IRREVERENCIA ANGELICAL
La habitación del hotel no es más que un lugar de tránsito: una cama para los dos, pocos muebles, paredes descubiertas, luz tenue y el refugio idóneo para el dinero y los objetos de valor acumulados. Tras un importante robo, Ramón sale de la ducha y se recuesta relajado. Carlitos observa el cuerpo inmóvil aún cubierto por las gotitas y le abre la toalla revelando su desnudez. Luego, agarra algunas de las joyas, cubre la zona genital y contempla la obra. Si bien la escena condensa la tensión sexual latente entre ellos, también permite inferir cierta conversión del lazo. Ya no se trata de dos delincuentes envueltos en la adrenalina momentánea, sino del artista y su musa. Mientras el adolescente representa al genio creador, impredecible, con ideas revolucionarias, el compañero funciona como discípulo –aunque ni él ni su familia lo vean de ese modo– y como lienzo. Por consiguiente, quitarle la toalla y volver a ocultar las partes íntimas poco tiene que ver con un goce corpóreo, sino con un gesto artístico, un coqueteo entre sentirse vivo y exhibir la banalidad de los elementos.
Pero, ¿qué se esconde detrás de esa imagen? Ésta fue la pregunta disparadora de los productores y de Luis Ortega para focalizarse en la idea de un niño criminal que vive en una suerte de ilusión, sin consciencia de muerte y asesina sin inmutarse. Porque Carlitos no es completamente Carlos Robledo Puch, sino un joven de 19 años que cautiva por su ideal de inocencia con unos labios llenos tipo corazón, unos rizos rubios rebeldes, un cuerpo con resabios infantiles y un desparpajo en la forma de pensar y moverse por el mundo. Frente a la contención de los demás personajes, él se siente libre cuando anda en moto, baila, entra a casas o locales ajenos y dispara armas. Una apariencia que se acentúa con la vestimenta desde los calzoncillos blancos o rojos revalidando su aspecto de querubín o las remeras lisas y rayadas con colores vibrantes; incluso, el filme advierte al espectador del próximo arresto del protagonista cuando usa aquella con líneas blancas y negras.
──────────
» **Tarea**:
Prolonga el texto sobre Carlitos y el filme de Luis Ortega a partir de su última oración.
──────────
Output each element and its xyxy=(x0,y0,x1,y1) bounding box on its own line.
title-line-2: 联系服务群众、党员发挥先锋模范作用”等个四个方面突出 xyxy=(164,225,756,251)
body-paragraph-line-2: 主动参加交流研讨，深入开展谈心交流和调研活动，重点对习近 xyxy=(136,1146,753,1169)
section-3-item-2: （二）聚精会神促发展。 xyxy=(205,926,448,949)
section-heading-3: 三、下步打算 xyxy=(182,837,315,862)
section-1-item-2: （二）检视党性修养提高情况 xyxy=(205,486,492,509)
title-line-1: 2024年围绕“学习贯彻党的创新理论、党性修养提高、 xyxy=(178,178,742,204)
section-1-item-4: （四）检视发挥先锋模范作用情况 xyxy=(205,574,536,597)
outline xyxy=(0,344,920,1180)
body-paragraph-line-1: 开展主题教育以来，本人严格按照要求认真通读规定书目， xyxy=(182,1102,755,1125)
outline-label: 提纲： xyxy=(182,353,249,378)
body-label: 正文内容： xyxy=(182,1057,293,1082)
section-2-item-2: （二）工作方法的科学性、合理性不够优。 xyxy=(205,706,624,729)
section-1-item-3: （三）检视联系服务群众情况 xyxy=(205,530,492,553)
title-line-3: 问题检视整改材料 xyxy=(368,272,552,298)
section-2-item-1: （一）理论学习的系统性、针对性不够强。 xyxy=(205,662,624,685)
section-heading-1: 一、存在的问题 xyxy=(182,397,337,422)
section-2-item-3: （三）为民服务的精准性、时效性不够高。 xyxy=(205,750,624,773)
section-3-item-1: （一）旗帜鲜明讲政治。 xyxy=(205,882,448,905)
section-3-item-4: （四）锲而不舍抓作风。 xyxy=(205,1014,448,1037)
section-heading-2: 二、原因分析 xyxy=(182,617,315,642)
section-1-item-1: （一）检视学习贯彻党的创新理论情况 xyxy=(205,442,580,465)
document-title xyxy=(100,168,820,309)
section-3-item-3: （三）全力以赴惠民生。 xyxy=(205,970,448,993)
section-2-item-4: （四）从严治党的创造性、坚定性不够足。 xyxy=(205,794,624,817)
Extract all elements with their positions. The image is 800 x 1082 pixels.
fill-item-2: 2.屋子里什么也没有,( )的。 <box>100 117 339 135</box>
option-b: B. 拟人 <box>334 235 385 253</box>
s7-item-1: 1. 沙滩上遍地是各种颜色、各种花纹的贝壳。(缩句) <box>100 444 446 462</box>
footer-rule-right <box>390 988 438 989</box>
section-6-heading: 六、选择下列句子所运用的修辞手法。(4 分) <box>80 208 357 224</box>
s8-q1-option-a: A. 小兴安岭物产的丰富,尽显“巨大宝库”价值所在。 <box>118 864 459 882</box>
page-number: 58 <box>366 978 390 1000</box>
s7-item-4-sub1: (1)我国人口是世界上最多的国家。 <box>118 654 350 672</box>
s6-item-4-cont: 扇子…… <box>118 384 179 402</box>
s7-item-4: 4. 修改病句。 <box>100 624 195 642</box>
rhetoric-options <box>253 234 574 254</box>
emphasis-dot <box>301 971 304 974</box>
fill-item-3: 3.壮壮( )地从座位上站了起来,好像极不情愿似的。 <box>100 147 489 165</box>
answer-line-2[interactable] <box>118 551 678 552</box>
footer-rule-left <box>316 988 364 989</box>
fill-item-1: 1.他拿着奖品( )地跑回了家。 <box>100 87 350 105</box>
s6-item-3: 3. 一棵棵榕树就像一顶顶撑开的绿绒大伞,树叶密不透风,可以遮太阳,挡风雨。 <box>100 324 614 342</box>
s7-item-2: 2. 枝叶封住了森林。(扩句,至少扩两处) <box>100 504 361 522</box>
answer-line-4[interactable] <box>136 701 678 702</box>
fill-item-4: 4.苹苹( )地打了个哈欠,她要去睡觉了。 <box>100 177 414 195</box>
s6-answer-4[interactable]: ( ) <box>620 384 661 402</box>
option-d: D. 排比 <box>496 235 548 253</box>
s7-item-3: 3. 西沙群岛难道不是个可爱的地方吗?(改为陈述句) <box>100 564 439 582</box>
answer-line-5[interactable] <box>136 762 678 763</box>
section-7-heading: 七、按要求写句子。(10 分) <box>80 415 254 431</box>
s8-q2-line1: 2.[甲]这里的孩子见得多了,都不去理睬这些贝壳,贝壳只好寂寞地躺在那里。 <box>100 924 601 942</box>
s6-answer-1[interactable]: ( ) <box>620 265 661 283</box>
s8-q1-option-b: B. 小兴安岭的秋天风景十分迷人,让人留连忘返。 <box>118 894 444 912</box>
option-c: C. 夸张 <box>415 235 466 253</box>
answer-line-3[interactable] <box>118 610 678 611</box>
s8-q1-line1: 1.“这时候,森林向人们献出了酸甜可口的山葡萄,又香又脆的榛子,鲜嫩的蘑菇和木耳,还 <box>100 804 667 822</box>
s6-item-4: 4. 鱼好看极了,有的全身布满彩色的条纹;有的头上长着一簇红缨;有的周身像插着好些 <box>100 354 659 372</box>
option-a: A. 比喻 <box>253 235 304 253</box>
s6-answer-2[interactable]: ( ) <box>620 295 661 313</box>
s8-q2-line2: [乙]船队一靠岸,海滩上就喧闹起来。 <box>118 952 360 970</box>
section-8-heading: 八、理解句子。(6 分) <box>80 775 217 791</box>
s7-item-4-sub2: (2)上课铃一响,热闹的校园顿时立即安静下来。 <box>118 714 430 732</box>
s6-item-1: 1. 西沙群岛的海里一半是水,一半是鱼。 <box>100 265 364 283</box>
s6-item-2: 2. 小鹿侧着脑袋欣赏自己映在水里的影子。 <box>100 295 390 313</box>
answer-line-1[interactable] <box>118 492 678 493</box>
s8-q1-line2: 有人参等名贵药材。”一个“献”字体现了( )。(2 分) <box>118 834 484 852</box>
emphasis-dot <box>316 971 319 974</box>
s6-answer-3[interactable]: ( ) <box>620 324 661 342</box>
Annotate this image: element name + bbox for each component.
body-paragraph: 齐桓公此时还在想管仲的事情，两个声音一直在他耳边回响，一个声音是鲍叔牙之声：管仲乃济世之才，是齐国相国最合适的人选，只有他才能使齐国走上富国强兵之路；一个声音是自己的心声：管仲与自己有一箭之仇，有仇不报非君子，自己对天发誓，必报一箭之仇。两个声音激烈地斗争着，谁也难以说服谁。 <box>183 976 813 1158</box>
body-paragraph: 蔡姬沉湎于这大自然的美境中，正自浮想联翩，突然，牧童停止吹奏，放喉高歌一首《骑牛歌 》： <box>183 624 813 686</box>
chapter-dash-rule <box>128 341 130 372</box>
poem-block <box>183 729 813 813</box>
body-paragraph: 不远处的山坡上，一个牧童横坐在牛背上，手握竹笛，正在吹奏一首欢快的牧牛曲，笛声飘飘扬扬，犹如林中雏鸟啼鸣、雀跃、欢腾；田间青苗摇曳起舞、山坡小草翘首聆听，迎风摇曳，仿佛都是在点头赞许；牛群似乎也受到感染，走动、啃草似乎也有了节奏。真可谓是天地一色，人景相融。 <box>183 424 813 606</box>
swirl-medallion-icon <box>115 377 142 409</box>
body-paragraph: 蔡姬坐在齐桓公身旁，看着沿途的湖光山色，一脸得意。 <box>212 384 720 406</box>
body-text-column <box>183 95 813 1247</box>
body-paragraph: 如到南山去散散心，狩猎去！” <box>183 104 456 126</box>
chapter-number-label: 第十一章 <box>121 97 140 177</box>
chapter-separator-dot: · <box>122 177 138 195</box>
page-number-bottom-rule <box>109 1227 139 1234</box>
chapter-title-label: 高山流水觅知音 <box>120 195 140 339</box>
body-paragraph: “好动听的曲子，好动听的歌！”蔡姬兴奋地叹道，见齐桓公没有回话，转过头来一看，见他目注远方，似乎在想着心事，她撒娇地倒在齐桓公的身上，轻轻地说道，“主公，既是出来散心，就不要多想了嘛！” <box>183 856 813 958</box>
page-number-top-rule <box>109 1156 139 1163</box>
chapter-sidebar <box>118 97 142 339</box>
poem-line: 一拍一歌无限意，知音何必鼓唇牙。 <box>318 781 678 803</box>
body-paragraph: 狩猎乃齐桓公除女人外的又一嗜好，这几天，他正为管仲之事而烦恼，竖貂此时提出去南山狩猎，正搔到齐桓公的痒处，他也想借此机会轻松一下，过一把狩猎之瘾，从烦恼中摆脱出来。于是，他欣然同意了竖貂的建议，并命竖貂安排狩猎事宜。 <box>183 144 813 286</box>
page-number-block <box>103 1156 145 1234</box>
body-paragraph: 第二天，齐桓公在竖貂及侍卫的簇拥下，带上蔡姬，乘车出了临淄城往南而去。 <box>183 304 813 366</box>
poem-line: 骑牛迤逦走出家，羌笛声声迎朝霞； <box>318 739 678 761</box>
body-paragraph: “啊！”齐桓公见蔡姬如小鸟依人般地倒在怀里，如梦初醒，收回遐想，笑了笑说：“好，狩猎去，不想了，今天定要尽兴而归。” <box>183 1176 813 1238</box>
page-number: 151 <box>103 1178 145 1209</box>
──────────
» **Resultado**:
El ángel, entonces, se construye sobre la fascinación como gran hilo conductor entre los personajes, la circulación en los espacios, la estética y como el propio motor del relato. El adolescente se acerca a su compañero de hurtos porque se siente atraído por él en la escuela y la manera para atraparlo es provocativa. La misma lógica se replica cuando va a la casa y conoce a José y Ana María. Con el primero establece un nexo de admiración y desafío desde ver una parte de sus genitales palpitando hasta sentir el cuerpo del padre apoyado en la espalda cuando le enseña a apretar el gatillo o el vínculo dual con la mujer entre cuidados maternales y una clara atracción sexual, por ejemplo, cuando le quita el resto de agua de los labios y ella se chupa el dedo. El lazo con Ramón, por otra parte, se va reconfigurando a lo largo del metraje: como amigo, luego cómplice, más tarde como objeto de deseo y como viejo conocido. Tal vez lo más curioso sea que no manfiesta ninguna atracción hacia la novia y que tanto Carlitos como el amigo salgan con chicas idénticas en apariencia pero disímiles en las personalidades.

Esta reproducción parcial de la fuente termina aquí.